Ein Trugschluss, denn „Ich“ erkennt schnell, dass auf Manderley vieles nicht stimmt, und decouvriert – zeitgleich mit dem Publikum – Gegenwart und Vergangenheit.

„Sie ist Anfang 20 und hat noch nicht allzu viel erlebt“, erklärt Nienke Latten ihre Rolle,

sie ist unerfahren, schüchtern, verlegen, als sie sich in Maxim verliebt. Im Laufe des Stücks findet sie allerdings immer mehr zu sich, sie durchläuft eine Entwicklung und reift zu einer selbstbewussten Frau heran. Das ist ein schöner Bogen, und ich denke, dass sich viele Menschen mit ihr identifizieren können.

Nienke Latten

Es ist auch ihre jugendliche, frische, unverbrauchte Art, die Maxim de Winter aus seiner Melancholie herausholen kann. Wobei seine charmante Eleganz, drückt man die falschen Knöpfe, schnell ins Gegenteil umschlägt. Was Mark Seibert als bereichernde Herausforderung ansieht: „Bei aller Höflichkeit blitzen immer wieder seine dunklen Seiten auf. Er kann in kürzester Zeit aggressiv werden, von Dr. Jekyll zu Mr. Hyde, was für mich als Schauspieler ein Geschenk ist. Das Publikum merkt schnell, dass mit ihm etwas nicht stimmt, manches an ihm wirkt beinahe schizophren.“

Mehr soll allerdings nicht verraten werden, denn im Musical selbst bleibt – im Gegensatz zu den Verfilmungen, wo am Ende stets klar wird, was genau er getan hat – einiger Interpretationsspielraum, sodass die Zuschauer*innen den Thriller in den eigenen Köpfen finalisieren können.

Rebecca
Harmonie in Gesang und Spiel. Bei der Präsentation von „Rebecca“ im Raimund Theater konnte sich das Publikum einen ersten Eindruck davon verschaffen, wie sehr Mark Seibert und Nienke Latten künstlerisch konvenieren.

______

# Aufgabenliste
1. In welchem Theater fand laut dem Quellenauszug die Präsentation von „Rebecca“ statt?
2. Gib aus dem Quellenauszug den Abschnitt von „sie ist unerfahren, schüchtern, verlegen, als“ bis einschließlich „ihr identifizieren können.“ wortgetreu aus.

# Datenauszug
______

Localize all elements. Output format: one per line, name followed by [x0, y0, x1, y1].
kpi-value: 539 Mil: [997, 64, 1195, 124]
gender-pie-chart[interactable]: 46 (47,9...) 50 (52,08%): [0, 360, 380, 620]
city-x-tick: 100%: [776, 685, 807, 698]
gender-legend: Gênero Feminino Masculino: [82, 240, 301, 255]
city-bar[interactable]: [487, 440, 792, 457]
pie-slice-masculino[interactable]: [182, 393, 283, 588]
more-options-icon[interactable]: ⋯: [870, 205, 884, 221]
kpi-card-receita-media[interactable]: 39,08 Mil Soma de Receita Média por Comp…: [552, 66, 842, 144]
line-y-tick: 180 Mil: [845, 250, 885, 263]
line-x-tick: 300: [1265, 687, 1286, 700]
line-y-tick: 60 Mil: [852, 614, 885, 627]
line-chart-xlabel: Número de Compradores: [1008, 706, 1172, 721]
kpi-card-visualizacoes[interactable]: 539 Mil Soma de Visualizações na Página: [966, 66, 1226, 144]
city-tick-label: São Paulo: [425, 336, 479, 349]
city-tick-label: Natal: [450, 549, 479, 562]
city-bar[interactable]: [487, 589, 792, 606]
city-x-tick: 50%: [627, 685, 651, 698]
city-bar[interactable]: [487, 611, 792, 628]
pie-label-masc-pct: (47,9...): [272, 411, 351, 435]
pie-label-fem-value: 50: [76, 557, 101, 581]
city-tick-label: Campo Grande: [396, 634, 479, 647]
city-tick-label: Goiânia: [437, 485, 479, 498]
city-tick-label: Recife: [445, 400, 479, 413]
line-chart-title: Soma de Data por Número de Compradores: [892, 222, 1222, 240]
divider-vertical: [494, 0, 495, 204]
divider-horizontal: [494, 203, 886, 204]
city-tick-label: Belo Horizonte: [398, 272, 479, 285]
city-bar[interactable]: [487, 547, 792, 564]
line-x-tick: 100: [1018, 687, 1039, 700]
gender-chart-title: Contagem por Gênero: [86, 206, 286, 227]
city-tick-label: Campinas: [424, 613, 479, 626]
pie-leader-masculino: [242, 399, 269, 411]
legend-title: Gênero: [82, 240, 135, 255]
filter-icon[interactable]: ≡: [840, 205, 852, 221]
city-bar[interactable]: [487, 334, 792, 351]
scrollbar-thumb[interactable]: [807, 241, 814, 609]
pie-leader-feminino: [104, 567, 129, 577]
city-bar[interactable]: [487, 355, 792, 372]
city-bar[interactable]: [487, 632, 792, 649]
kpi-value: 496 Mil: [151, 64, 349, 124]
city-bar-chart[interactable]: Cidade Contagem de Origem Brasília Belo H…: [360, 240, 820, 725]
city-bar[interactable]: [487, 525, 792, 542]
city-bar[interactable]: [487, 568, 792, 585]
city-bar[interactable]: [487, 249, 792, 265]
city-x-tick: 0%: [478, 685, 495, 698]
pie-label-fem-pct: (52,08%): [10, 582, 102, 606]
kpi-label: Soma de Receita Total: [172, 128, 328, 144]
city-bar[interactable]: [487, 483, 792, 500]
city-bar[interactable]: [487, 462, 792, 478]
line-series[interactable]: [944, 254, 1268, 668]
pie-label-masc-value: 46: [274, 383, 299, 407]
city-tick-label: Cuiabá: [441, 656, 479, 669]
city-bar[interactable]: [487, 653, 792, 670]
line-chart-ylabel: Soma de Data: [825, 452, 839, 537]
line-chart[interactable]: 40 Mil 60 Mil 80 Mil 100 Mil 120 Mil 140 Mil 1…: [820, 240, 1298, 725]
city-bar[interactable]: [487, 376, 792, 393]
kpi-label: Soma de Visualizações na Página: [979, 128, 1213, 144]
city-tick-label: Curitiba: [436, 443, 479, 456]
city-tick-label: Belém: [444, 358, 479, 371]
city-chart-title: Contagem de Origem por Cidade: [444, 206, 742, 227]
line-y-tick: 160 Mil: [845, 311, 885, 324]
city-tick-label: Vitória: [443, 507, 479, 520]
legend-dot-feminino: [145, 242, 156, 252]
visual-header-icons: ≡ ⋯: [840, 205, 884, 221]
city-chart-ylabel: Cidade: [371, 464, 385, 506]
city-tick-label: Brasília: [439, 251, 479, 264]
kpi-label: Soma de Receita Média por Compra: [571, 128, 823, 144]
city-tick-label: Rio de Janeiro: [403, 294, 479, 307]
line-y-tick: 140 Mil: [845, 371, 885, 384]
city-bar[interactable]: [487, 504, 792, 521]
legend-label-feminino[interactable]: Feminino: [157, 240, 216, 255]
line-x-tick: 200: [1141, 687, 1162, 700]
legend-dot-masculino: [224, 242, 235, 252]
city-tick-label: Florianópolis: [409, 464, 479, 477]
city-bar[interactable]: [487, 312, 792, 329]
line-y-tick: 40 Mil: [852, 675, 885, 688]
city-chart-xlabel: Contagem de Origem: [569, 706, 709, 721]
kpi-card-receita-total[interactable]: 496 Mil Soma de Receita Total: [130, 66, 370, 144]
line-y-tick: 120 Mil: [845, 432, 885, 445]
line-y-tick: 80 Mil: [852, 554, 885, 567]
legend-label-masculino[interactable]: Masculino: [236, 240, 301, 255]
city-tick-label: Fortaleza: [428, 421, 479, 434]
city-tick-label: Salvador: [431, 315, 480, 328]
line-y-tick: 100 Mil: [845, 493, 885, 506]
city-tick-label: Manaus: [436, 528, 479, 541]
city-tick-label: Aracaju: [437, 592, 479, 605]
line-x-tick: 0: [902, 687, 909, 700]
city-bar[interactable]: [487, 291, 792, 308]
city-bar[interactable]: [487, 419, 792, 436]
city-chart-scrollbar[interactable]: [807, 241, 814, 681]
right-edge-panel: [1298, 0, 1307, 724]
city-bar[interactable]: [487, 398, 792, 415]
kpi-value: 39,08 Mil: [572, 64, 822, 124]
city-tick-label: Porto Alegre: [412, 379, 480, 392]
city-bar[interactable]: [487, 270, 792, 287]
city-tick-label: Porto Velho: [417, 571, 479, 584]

______

# Lösungen der Reihenfolge
1. Im Raimund Theater.

2.
sie ist unerfahren, schüchtern, verlegen, als sie sich in Maxim verliebt. Im Laufe des Stücks findet sie allerdings immer mehr zu sich, sie durchläuft eine Entwicklung und reift zu einer selbstbewussten Frau heran. Das ist ein schöner Bogen, und ich denke, dass sich viele Menschen mit ihr identifizieren können.